> **記事本文**
___
東北大学新聞:

医学部定員増加を発表

文部科学省は11月4日、本学を含む国公私大学77校で医学部定員を増加させる計画を公表した。本学は医学部の定員を現状の100名から10名増やし、二〇〇九年度の定員を110名とする予定である。

医学部の定員の増加は、昨年政府が定めた緊急医師対策分と経済政策の基本をしめす「骨太の方針二〇〇八」で設けられた特例措置分とを受けたものがある。本学の10名の増員の内訳は緊急医師対策分として5名、特例措置分として5名となっている。定員の増加に伴い、推薦入試の受験者を地元出身者に限るとするなどの「地域枠」を設ける大学も多い。しかし、本学は開学以来の「門戸開放」の理念の尊重及び以前から地域医療の発展に力を尽くしてきたことなどから「地域枠」の設置予定はない。なお本学では、医学部の定員の増加は今年度に限らず、10年度、11年度においてもそれぞれ5名ずつの増員を検討している。
___
[データセットの項目]
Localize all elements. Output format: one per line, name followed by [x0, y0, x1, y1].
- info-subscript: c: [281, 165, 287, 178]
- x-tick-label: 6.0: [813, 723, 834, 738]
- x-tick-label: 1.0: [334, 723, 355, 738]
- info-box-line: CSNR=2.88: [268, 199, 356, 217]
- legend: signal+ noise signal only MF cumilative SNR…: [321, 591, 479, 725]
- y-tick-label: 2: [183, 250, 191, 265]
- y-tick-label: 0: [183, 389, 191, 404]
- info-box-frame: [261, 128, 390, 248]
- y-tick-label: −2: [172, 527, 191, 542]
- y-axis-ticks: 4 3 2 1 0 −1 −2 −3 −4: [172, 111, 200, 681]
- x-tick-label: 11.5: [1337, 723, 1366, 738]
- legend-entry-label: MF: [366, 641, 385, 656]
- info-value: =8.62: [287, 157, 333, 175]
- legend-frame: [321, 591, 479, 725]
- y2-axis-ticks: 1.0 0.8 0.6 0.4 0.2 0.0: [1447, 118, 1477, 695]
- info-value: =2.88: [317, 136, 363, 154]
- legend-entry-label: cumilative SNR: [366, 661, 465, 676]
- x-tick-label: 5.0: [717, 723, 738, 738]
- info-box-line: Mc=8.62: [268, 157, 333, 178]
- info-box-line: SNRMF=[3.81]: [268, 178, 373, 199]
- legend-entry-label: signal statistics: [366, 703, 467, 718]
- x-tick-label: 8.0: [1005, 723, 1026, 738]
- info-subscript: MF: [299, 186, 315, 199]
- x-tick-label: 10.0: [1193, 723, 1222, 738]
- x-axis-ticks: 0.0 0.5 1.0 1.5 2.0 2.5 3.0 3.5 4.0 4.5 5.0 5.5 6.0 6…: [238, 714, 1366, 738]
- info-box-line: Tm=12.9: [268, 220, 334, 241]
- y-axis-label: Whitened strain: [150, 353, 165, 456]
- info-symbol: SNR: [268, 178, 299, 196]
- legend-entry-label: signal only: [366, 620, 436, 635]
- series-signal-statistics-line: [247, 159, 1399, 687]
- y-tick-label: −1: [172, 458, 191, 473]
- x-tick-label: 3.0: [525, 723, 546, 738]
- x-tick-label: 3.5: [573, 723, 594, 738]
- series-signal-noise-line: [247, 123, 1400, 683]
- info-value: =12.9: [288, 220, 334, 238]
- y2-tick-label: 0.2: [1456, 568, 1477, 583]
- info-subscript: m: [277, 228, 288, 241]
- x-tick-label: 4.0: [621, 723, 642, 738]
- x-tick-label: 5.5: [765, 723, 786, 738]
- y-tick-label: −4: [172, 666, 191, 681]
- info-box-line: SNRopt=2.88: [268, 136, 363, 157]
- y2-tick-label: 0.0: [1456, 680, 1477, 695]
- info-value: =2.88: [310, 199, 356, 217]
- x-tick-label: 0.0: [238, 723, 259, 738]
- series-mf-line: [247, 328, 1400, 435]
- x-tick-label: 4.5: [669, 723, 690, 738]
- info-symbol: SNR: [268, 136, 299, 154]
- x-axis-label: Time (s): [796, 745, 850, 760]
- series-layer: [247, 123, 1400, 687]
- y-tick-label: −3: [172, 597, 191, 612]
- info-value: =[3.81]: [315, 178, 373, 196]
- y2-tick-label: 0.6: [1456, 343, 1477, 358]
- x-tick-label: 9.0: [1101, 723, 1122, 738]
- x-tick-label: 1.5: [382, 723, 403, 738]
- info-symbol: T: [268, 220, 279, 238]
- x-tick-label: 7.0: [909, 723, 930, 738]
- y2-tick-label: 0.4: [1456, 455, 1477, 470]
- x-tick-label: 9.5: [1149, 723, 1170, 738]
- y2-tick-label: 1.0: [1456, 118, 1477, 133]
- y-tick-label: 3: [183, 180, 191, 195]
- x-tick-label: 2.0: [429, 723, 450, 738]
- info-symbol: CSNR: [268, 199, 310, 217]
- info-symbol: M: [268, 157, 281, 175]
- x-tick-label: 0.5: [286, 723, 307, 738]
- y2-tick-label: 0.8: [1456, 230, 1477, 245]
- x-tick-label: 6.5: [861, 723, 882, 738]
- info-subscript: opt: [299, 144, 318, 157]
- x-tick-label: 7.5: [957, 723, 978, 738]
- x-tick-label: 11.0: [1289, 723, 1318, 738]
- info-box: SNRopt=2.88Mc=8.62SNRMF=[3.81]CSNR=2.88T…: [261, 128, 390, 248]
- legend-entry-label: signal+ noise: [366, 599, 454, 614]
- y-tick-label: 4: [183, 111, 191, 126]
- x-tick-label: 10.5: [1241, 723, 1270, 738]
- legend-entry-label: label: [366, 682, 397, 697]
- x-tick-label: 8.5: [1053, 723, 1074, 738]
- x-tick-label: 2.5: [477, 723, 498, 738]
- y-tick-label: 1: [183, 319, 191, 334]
___
> **指示**
医学部定員増加を伝える記事の続きを、最後の文の後から書き継ぐこと。 記録は使わなくてよい。

> **出力は以下**
このような増員の背景には、医師不足の深刻化、さらにその影響による地域医療の崩壊がある。
臨床研修必修化とマッチング制度のため、医学部卒業後の研修先は市中病院が選択される割合が高まり、しかも都市部の病院へ集中するようになり、出身大学や出身大学所在地から離れる傾向が強まった。前述の「地域枠」において地元出身者を優遇することも、地元出身者ならその地域に残ってくれるだろうという各大学や地域の期待が大きな要因となっている。他にも医師の年代別の偏在や高齢化社会,医療の高度化など様々な要因があるため,医学部定員を増加しても即医師不足解消が見込めるとは言い難い側面がある。
本学では、地域への定着率上昇を目的とし、医学部生数名に3年次から6年次までの4年間県から奨学金を給付し、卒業後の8年間宮城県内の医療機関で勤務することで返済を免除するという独自の奨学金制度を計画している。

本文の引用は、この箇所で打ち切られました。